**EXTRACTED MATERIAL**:
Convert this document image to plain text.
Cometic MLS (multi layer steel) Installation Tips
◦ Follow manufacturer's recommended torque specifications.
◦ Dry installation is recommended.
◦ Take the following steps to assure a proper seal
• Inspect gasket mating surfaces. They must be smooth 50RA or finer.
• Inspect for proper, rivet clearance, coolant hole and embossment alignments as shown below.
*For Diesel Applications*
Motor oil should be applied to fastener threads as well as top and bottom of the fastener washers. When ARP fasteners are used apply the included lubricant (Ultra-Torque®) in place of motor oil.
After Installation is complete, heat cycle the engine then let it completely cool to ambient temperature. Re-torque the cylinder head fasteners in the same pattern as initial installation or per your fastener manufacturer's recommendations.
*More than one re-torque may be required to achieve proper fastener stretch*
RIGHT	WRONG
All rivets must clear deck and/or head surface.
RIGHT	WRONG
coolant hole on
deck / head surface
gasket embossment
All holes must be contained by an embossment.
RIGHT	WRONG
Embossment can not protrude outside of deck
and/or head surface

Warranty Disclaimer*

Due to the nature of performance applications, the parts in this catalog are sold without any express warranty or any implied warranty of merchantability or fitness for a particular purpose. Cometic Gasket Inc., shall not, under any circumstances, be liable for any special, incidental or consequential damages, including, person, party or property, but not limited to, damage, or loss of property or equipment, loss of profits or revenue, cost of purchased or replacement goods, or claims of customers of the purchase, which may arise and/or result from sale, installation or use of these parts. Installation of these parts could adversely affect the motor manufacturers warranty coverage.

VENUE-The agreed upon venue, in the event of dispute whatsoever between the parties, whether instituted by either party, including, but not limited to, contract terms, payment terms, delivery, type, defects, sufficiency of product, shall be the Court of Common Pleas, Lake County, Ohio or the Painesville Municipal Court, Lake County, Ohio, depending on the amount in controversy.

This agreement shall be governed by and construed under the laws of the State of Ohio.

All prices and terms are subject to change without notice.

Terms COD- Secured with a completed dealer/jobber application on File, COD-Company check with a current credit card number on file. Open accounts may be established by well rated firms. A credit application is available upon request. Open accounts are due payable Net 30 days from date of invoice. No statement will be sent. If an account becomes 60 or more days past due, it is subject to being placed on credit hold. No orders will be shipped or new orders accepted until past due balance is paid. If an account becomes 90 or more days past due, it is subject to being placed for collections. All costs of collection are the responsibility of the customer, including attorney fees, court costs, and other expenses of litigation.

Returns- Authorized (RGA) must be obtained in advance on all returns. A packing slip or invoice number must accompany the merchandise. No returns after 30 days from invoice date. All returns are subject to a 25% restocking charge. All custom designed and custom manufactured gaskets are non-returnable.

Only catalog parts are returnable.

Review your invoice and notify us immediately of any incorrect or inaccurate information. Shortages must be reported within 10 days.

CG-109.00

**AIM**: Repeat every entry exactly as written above.

**WRITTEN SOLUTION**:
Convert this document image to plain text.
Cometic MLS (multi layer steel) Installation Tips
◦ Follow manufacturer's recommended torque specifications.
◦ Dry installation is recommended.
◦ Take the following steps to assure a proper seal
• Inspect gasket mating surfaces. They must be smooth 50RA or finer.
• Inspect for proper, rivet clearance, coolant hole and embossment alignments as shown below.
*For Diesel Applications*
Motor oil should be applied to fastener threads as well as top and bottom of the fastener washers. When ARP fasteners are used apply the included lubricant (Ultra-Torque®) in place of motor oil.
After Installation is complete, heat cycle the engine then let it completely cool to ambient temperature. Re-torque the cylinder head fasteners in the same pattern as initial installation or per your fastener manufacturer's recommendations.
*More than one re-torque may be required to achieve proper fastener stretch*
RIGHT	WRONG
All rivets must clear deck and/or head surface.
RIGHT	WRONG
coolant hole on
deck / head surface
gasket embossment
All holes must be contained by an embossment.
RIGHT	WRONG
Embossment can not protrude outside of deck
and/or head surface

Warranty Disclaimer*

Due to the nature of performance applications, the parts in this catalog are sold without any express warranty or any implied warranty of merchantability or fitness for a particular purpose. Cometic Gasket Inc., shall not, under any circumstances, be liable for any special, incidental or consequential damages, including, person, party or property, but not limited to, damage, or loss of property or equipment, loss of profits or revenue, cost of purchased or replacement goods, or claims of customers of the purchase, which may arise and/or result from sale, installation or use of these parts. Installation of these parts could adversely affect the motor manufacturers warranty coverage.

VENUE-The agreed upon venue, in the event of dispute whatsoever between the parties, whether instituted by either party, including, but not limited to, contract terms, payment terms, delivery, type, defects, sufficiency of product, shall be the Court of Common Pleas, Lake County, Ohio or the Painesville Municipal Court, Lake County, Ohio, depending on the amount in controversy.

This agreement shall be governed by and construed under the laws of the State of Ohio.

All prices and terms are subject to change without notice.

Terms COD- Secured with a completed dealer/jobber application on File, COD-Company check with a current credit card number on file. Open accounts may be established by well rated firms. A credit application is available upon request. Open accounts are due payable Net 30 days from date of invoice. No statement will be sent. If an account becomes 60 or more days past due, it is subject to being placed on credit hold. No orders will be shipped or new orders accepted until past due balance is paid. If an account becomes 90 or more days past due, it is subject to being placed for collections. All costs of collection are the responsibility of the customer, including attorney fees, court costs, and other expenses of litigation.

Returns- Authorized (RGA) must be obtained in advance on all returns. A packing slip or invoice number must accompany the merchandise. No returns after 30 days from invoice date. All returns are subject to a 25% restocking charge. All custom designed and custom manufactured gaskets are non-returnable.

Only catalog parts are returnable.

Review your invoice and notify us immediately of any incorrect or inaccurate information. Shortages must be reported within 10 days.

CG-109.00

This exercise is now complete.